Identify and copy all lines of the material where the string "точки" is found.

* **SUPPLIED ENTRIES**:
* START *
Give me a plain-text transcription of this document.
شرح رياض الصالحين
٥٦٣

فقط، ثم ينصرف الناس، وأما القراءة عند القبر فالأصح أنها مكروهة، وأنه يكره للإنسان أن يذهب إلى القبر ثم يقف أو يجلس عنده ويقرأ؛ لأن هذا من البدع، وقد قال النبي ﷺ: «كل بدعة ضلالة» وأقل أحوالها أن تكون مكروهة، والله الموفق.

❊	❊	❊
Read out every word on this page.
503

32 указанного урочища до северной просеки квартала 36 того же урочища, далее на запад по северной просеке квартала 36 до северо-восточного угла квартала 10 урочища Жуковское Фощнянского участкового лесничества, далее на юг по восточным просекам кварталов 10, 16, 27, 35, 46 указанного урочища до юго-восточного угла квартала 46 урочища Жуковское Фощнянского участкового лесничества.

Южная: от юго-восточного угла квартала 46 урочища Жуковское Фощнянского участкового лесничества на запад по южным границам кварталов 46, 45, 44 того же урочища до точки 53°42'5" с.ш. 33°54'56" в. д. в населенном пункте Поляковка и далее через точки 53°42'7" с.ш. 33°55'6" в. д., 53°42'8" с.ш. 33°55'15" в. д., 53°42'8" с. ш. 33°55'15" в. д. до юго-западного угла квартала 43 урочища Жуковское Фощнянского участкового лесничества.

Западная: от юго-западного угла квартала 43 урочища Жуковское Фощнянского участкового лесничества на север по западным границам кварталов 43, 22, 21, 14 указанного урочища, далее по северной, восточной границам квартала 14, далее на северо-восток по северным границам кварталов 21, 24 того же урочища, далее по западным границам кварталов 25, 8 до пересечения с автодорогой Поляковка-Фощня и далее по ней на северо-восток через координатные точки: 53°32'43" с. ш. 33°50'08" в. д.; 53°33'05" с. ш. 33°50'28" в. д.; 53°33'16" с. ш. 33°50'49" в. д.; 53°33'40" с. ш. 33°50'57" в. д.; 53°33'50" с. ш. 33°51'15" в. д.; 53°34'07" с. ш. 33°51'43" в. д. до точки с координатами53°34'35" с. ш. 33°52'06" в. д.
* END *
* **TASK RESPONSE**:
Южная: от юго-восточного угла квартала 46 урочища Жуковское Фощнянского участкового лесничества на запад по южным границам кварталов 46, 45, 44 того же урочища до точки 53°42'5" с.ш. 33°54'56" в. д. в населенном пункте Поляковка и далее через точки 53°42'7" с.ш. 33°55'6" в. д., 53°42'8" с.ш. 33°55'15" в. д., 53°42'8" с. ш. 33°55'15" в. д. до юго-западного угла квартала 43 урочища Жуковское Фощнянского участкового лесничества.
Западная: от юго-западного угла квартала 43 урочища Жуковское Фощнянского участкового лесничества на север по западным границам кварталов 43, 22, 21, 14 указанного урочища, далее по северной, восточной границам квартала 14, далее на северо-восток по северным границам кварталов 21, 24 того же урочища, далее по западным границам кварталов 25, 8 до пересечения с автодорогой Поляковка-Фощня и далее по ней на северо-восток через координатные точки: 53°32'43" с. ш. 33°50'08" в. д.; 53°33'05" с. ш. 33°50'28" в. д.; 53°33'16" с. ш. 33°50'49" в. д.; 53°33'40" с. ш. 33°50'57" в. д.; 53°33'50" с. ш. 33°51'15" в. д.; 53°34'07" с. ш. 33°51'43" в. д. до точки с координатами53°34'35" с. ш. 33°52'06" в. д.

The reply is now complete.